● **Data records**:
┄┄┄┄┄┄┄┄┄┄┄┄┄┄┄┄┄┄┄┄

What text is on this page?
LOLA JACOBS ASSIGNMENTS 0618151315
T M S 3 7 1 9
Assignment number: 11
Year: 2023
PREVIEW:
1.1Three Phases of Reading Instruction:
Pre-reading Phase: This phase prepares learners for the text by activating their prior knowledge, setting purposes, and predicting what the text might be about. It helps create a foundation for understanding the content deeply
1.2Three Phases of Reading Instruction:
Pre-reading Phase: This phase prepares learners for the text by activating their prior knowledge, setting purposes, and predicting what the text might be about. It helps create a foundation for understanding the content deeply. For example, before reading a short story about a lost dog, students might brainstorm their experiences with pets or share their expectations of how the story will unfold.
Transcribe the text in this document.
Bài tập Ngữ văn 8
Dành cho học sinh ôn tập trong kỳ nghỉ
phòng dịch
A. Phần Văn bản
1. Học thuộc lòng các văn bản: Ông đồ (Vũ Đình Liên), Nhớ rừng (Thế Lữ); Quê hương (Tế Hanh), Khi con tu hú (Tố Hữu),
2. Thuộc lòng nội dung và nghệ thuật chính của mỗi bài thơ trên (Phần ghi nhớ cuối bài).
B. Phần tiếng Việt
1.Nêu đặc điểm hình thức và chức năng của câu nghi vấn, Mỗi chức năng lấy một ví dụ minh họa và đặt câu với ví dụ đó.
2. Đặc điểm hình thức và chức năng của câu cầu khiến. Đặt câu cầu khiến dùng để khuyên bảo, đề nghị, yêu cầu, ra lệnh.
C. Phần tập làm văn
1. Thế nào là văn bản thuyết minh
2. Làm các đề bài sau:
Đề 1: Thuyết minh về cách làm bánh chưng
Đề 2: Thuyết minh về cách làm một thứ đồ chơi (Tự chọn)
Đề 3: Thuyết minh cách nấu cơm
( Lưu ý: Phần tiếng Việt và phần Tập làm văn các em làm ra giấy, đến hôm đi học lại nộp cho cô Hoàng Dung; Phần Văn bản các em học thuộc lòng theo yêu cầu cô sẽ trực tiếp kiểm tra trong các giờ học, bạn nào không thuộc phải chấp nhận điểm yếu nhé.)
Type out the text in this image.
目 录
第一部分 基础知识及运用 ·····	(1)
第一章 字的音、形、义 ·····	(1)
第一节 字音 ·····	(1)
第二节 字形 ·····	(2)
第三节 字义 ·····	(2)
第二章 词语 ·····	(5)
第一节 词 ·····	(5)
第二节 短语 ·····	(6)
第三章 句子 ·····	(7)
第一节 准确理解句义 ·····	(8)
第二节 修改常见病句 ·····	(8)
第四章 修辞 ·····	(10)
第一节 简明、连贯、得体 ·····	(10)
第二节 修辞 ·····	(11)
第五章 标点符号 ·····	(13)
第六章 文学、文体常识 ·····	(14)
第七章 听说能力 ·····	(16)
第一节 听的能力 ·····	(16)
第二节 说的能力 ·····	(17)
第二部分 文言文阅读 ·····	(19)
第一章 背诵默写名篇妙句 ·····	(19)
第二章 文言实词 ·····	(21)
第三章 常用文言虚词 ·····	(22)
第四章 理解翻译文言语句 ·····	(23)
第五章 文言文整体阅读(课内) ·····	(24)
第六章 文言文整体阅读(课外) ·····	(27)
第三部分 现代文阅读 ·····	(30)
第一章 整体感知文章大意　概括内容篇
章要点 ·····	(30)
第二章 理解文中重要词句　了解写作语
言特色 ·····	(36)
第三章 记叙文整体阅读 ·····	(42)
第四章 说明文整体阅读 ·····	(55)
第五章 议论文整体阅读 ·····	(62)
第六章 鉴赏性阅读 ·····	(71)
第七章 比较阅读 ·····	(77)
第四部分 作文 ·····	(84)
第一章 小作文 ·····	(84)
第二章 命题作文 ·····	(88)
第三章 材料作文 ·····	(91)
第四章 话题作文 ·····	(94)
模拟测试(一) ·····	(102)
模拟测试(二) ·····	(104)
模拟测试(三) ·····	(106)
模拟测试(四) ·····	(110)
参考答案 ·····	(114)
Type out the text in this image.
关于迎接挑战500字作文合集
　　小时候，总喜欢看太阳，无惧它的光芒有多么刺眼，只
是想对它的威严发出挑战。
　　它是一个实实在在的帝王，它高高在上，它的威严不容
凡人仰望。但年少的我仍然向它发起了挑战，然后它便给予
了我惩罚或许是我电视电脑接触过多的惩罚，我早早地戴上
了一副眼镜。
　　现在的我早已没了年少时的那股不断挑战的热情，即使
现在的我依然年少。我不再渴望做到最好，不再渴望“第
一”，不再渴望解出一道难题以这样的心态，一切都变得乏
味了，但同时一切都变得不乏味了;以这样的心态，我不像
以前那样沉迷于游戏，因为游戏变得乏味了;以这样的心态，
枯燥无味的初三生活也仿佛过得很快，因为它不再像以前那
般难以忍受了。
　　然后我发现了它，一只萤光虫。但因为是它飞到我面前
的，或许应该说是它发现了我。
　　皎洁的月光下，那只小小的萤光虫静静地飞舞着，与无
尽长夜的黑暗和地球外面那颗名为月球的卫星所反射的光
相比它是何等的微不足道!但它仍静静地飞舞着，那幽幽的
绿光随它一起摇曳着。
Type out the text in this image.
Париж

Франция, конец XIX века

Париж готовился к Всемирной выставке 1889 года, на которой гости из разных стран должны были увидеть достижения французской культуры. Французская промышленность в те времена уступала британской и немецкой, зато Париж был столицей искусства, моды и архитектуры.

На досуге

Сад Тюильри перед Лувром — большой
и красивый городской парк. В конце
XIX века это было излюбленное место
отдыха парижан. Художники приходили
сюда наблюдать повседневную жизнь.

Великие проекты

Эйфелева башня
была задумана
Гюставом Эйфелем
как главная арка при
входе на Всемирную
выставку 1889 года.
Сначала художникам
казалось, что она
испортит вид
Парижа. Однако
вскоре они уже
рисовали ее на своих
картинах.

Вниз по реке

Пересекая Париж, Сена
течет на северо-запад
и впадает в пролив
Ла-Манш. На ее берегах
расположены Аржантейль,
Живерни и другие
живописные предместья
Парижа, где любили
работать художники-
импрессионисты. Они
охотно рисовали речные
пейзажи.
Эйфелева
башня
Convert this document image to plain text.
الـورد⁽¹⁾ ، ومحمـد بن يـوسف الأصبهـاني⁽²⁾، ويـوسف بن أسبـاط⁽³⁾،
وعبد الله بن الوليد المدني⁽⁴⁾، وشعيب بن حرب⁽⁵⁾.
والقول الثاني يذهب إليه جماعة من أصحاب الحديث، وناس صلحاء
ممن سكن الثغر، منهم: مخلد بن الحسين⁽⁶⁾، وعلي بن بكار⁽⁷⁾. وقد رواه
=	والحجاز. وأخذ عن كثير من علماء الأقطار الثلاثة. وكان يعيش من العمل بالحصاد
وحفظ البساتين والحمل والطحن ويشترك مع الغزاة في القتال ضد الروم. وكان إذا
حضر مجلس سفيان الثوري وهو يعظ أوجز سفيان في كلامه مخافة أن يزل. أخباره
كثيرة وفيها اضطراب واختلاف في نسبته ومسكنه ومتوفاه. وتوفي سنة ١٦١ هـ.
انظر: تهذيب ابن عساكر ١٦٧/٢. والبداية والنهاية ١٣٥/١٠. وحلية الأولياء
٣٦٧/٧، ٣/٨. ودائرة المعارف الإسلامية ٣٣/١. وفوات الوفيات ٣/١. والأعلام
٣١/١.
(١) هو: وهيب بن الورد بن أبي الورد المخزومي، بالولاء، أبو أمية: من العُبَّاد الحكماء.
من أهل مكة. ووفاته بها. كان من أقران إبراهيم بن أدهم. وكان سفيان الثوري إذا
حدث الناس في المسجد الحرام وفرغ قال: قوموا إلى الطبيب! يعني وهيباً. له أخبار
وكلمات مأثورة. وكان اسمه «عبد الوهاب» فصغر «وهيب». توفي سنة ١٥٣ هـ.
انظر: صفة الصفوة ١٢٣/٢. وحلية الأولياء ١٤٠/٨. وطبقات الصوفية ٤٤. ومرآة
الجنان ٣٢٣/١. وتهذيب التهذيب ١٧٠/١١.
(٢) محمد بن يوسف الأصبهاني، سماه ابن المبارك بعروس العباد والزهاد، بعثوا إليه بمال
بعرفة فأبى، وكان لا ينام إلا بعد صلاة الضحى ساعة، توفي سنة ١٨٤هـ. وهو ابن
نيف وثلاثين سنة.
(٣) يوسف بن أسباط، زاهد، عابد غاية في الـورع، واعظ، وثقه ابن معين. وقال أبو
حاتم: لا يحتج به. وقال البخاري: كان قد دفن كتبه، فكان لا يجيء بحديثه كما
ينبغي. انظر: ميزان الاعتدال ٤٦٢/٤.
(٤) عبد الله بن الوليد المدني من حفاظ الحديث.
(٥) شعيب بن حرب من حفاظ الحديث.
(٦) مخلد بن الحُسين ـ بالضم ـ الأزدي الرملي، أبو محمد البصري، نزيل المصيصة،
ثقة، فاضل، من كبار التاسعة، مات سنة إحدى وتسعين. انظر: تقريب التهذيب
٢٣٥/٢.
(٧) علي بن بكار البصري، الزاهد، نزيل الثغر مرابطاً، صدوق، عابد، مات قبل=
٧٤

┄┄┄┄┄┄┄┄┄┄┄┄┄┄┄┄┄┄┄┄

Gather, from the listing above, every line carrying the word "рисовали".

● **Task solution**:
рисовали ее на своих
охотно рисовали речные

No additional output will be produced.